WHAT YOU HAVE TO DO: Extract all lines that hold "this" from the records below.

──────────

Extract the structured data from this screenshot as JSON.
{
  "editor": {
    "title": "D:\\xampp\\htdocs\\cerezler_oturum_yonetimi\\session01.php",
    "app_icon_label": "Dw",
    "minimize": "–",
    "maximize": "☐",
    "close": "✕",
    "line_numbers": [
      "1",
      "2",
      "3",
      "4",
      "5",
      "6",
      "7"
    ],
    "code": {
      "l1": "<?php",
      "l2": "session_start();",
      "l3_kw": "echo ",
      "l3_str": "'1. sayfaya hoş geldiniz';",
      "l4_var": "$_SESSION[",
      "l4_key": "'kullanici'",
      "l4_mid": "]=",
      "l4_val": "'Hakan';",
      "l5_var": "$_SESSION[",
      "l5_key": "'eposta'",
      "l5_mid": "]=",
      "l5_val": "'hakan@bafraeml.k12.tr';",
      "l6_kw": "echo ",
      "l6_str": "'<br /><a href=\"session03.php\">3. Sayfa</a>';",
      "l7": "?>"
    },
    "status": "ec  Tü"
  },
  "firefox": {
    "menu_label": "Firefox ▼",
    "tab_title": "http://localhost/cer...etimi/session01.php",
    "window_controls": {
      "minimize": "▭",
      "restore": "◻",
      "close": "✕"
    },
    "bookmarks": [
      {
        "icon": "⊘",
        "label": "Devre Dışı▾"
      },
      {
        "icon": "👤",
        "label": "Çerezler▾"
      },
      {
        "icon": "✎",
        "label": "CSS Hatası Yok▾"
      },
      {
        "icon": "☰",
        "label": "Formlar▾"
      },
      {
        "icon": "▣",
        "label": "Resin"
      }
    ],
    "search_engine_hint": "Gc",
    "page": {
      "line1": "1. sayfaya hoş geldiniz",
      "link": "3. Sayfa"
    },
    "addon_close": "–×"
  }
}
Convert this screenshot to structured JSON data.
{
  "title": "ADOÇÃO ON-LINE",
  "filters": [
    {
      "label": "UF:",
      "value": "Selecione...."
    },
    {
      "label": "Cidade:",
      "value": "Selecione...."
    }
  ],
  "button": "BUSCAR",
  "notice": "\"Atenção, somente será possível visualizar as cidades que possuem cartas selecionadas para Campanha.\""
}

──────────

EXERCISE RESULT:
Extract the structured data from this screenshot as JSON.
Convert this screenshot to structured JSON data.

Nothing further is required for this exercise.